Element box listing:
-------------------------

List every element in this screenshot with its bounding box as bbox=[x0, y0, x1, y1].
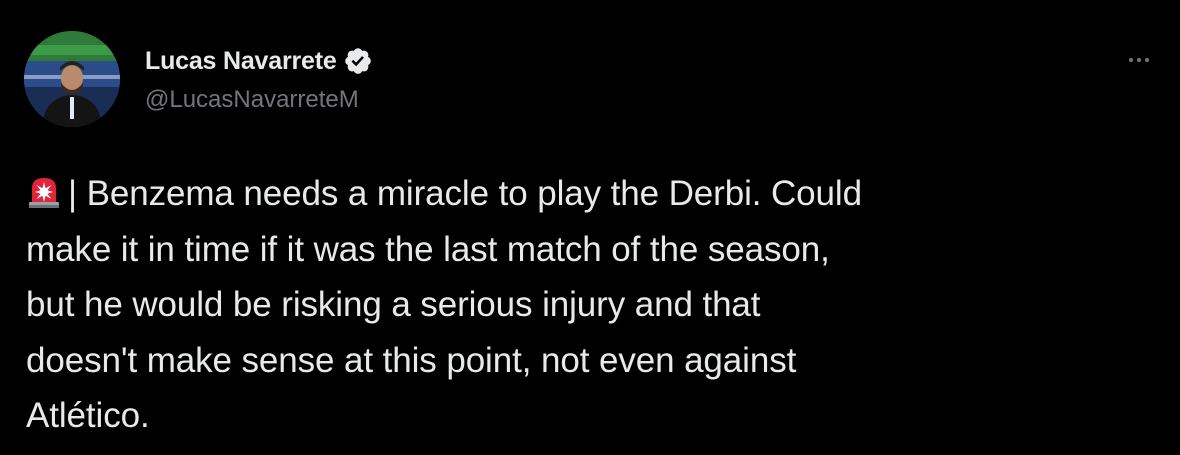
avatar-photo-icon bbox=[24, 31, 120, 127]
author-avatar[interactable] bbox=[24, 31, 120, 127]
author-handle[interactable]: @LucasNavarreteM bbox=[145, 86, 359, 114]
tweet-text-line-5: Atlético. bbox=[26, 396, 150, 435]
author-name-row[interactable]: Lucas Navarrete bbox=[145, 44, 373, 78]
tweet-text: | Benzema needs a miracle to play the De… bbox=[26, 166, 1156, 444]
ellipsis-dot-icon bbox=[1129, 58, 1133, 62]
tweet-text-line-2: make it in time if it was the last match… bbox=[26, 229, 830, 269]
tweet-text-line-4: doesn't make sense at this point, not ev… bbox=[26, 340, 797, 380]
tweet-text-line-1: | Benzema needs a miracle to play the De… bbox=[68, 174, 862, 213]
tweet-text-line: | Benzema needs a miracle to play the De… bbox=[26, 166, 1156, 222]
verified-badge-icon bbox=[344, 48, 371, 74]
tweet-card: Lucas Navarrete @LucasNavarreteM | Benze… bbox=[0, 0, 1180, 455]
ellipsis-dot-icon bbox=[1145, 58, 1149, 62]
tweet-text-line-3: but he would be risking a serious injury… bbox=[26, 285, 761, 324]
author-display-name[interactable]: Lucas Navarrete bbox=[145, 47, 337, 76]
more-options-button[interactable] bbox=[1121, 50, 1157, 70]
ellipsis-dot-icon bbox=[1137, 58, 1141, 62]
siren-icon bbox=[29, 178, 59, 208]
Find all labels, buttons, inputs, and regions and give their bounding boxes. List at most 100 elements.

-------------------------

Can you extract every line of the listing above word for word, leaving the pictures out?

■ **THE SOLUTION**:
List every element in this screenshot with its bounding box as bbox=[x0, y0, x1, y1].
avatar-photo-icon bbox=[24, 31, 120, 127]
author-avatar[interactable] bbox=[24, 31, 120, 127]
author-handle[interactable]: @LucasNavarreteM bbox=[145, 86, 359, 114]
tweet-text-line-5: Atlético. bbox=[26, 396, 150, 435]
author-name-row[interactable]: Lucas Navarrete bbox=[145, 44, 373, 78]
tweet-text: | Benzema needs a miracle to play the De… bbox=[26, 166, 1156, 444]
ellipsis-dot-icon bbox=[1129, 58, 1133, 62]
tweet-text-line-2: make it in time if it was the last match… bbox=[26, 229, 830, 269]
tweet-text-line-4: doesn't make sense at this point, not ev… bbox=[26, 340, 797, 380]
tweet-text-line-1: | Benzema needs a miracle to play the De… bbox=[68, 174, 862, 213]
tweet-text-line: | Benzema needs a miracle to play the De… bbox=[26, 166, 1156, 222]
verified-badge-icon bbox=[344, 48, 371, 74]
tweet-card: Lucas Navarrete @LucasNavarreteM | Benze… bbox=[0, 0, 1180, 455]
ellipsis-dot-icon bbox=[1145, 58, 1149, 62]
tweet-text-line-3: but he would be risking a serious injury… bbox=[26, 285, 761, 324]
author-display-name[interactable]: Lucas Navarrete bbox=[145, 47, 337, 76]
more-options-button[interactable] bbox=[1121, 50, 1157, 70]
ellipsis-dot-icon bbox=[1137, 58, 1141, 62]
siren-icon bbox=[29, 178, 59, 208]
Find all labels, buttons, inputs, and regions and give their bounding boxes. List at most 100 elements.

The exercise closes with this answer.